> [WHAT YOU HAVE TO DO]: Below are records; count the lines that contain "tháng" and give only the total.
-- EXCERPTED DATA start --
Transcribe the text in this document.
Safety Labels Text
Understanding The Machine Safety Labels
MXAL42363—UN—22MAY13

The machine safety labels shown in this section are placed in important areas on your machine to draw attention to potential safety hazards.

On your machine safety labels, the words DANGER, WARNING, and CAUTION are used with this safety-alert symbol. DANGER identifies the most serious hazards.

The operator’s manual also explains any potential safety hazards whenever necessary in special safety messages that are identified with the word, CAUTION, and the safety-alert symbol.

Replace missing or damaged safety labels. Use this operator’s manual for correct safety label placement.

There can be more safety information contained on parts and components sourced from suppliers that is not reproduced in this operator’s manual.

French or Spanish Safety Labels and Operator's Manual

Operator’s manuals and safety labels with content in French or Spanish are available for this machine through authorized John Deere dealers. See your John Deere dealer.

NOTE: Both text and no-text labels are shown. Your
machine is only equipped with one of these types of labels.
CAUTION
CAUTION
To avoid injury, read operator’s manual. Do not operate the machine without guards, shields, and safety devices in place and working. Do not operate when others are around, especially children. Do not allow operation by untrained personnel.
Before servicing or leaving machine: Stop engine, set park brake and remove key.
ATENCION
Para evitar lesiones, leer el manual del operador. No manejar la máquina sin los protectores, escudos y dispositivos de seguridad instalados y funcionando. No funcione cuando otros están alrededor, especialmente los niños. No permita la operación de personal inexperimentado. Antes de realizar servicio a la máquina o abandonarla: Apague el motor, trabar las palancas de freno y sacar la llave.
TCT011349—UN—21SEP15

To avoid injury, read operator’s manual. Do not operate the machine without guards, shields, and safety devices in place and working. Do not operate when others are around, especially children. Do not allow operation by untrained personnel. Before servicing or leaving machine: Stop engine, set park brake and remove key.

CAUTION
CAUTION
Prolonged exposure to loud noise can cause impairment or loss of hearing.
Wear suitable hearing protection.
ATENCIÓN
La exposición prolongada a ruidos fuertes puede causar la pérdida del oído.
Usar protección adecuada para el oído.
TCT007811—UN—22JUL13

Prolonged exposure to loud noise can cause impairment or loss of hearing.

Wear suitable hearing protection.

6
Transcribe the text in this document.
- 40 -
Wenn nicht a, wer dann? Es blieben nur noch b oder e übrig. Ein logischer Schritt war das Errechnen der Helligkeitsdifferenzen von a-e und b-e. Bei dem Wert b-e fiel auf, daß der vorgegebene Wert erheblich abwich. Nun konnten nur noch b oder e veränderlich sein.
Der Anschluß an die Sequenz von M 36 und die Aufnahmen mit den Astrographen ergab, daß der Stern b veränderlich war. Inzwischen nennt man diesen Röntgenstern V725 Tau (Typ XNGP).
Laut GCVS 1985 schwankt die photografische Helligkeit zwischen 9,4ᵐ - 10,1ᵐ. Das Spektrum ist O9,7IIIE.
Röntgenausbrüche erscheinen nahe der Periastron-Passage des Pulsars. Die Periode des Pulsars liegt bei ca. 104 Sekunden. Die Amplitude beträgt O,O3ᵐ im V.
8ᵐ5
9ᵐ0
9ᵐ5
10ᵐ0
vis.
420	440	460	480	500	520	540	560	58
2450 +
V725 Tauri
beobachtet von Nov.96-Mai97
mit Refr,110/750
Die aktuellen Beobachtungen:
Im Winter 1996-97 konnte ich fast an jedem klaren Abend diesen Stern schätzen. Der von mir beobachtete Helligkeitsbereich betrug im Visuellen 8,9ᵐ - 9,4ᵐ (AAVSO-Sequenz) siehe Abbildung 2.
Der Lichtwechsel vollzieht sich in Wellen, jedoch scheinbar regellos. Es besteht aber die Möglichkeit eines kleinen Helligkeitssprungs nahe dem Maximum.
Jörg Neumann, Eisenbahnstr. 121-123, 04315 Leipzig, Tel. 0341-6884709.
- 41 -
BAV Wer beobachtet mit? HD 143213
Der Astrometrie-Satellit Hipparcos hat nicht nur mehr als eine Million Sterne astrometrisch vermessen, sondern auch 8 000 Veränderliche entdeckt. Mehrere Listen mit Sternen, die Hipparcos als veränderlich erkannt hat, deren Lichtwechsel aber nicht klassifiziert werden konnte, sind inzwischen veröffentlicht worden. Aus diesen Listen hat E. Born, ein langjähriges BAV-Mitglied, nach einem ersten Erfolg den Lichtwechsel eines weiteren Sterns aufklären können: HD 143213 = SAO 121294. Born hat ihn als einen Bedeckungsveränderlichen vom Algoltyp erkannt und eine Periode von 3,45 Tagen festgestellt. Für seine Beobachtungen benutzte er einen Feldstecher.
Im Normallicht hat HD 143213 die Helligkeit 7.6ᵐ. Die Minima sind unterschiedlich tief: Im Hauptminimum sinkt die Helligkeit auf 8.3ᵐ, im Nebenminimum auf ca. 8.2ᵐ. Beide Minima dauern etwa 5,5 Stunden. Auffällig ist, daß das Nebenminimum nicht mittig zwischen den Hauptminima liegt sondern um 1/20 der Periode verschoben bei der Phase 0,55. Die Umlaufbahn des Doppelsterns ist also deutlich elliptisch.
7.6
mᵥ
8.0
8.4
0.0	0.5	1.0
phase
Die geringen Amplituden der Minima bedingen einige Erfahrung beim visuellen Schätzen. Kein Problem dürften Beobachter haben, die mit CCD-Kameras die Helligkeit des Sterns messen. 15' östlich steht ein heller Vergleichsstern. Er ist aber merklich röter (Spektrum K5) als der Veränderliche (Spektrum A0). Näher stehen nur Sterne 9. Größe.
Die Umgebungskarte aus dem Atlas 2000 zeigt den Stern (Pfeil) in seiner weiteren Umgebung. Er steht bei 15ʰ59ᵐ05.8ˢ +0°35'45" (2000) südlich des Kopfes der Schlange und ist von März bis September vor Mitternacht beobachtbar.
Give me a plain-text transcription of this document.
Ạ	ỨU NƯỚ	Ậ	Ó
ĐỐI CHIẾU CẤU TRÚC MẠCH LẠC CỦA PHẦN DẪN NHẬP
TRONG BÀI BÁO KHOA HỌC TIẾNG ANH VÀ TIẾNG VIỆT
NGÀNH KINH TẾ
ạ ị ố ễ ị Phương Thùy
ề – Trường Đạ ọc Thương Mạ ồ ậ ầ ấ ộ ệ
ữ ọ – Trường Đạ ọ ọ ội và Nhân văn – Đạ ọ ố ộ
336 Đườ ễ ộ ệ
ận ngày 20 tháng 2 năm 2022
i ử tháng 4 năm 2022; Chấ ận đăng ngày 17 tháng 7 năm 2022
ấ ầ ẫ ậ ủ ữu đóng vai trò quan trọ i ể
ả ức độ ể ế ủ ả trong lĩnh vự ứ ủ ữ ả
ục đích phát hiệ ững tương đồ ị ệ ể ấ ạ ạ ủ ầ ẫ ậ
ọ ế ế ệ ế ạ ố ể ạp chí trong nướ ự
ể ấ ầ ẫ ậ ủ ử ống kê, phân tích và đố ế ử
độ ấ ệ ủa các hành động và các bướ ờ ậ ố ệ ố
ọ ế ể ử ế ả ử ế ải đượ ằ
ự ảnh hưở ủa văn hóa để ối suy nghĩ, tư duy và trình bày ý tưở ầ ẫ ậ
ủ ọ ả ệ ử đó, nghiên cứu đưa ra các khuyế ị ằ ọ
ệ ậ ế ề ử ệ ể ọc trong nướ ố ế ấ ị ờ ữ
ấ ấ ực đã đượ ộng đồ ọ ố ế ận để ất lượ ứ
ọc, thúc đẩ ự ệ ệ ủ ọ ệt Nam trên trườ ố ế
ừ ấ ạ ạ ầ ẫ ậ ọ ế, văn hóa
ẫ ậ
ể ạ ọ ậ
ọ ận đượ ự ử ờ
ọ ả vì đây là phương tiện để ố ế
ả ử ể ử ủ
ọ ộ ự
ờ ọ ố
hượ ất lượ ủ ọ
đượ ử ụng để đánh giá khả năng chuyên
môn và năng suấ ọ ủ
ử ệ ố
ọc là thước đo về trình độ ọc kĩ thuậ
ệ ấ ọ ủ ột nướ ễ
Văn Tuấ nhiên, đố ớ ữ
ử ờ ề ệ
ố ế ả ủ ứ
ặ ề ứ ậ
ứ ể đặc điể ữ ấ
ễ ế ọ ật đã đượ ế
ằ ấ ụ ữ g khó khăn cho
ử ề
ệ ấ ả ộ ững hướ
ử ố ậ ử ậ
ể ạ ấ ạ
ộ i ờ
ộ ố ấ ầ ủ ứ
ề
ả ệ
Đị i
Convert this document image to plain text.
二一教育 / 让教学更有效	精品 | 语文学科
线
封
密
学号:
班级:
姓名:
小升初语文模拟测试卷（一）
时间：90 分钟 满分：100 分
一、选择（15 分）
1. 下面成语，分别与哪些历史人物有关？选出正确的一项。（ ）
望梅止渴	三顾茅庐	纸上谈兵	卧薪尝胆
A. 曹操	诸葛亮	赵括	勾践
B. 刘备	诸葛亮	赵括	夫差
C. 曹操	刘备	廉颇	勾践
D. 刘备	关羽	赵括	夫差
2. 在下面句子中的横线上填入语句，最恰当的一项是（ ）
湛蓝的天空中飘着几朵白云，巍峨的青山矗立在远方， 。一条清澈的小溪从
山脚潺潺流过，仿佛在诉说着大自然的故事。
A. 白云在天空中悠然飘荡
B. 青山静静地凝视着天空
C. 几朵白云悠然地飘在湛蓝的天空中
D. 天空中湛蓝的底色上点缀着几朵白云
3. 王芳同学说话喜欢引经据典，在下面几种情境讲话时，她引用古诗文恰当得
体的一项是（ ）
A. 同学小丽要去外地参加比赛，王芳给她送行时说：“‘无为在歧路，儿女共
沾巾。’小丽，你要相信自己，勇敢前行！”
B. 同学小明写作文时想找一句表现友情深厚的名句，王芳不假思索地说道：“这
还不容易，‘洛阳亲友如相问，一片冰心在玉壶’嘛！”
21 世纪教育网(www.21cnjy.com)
-- EXCERPTED DATA end --
> [WRITTEN SOLUTION]: 2